Given entries
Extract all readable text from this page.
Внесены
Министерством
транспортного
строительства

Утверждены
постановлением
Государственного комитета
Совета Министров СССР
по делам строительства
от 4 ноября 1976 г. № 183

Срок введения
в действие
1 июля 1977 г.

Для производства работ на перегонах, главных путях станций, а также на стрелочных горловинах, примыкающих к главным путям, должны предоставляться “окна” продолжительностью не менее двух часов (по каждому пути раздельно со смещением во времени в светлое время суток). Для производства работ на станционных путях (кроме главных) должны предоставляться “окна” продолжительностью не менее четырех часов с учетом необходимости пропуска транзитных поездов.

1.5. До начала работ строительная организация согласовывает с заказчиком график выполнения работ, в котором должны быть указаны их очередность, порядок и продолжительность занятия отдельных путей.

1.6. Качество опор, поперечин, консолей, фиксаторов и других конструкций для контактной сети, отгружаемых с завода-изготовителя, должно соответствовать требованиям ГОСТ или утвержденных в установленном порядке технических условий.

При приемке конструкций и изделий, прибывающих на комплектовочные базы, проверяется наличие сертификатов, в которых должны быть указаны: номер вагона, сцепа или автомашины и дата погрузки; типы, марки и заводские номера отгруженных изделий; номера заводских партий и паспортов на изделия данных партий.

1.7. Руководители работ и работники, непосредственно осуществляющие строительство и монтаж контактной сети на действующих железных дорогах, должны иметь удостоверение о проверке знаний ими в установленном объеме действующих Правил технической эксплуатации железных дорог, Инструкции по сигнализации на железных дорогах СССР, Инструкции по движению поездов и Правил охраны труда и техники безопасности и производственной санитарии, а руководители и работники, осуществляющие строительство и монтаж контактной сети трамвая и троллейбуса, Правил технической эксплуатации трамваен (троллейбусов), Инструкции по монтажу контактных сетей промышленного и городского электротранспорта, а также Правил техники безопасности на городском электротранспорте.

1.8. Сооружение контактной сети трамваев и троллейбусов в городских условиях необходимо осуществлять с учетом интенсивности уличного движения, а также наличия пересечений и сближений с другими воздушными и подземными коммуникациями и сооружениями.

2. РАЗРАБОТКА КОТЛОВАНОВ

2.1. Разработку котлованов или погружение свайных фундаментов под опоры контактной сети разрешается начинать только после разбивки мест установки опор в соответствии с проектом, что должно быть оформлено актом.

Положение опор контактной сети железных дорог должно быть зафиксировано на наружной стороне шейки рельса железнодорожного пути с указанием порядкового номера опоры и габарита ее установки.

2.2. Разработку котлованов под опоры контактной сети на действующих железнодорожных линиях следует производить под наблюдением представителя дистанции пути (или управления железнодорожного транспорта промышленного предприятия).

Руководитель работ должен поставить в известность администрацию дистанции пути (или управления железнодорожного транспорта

Given problem
Where a line above includes "дистанции", copy that line.

Full answer
2.2. Разработку котлованов под опоры контактной сети на действующих железнодорожных линиях следует производить под наблюдением представителя дистанции пути (или управления железнодорожного транспорта промышленного предприятия).
Руководитель работ должен поставить в известность администрацию дистанции пути (или управления железнодорожного транспорта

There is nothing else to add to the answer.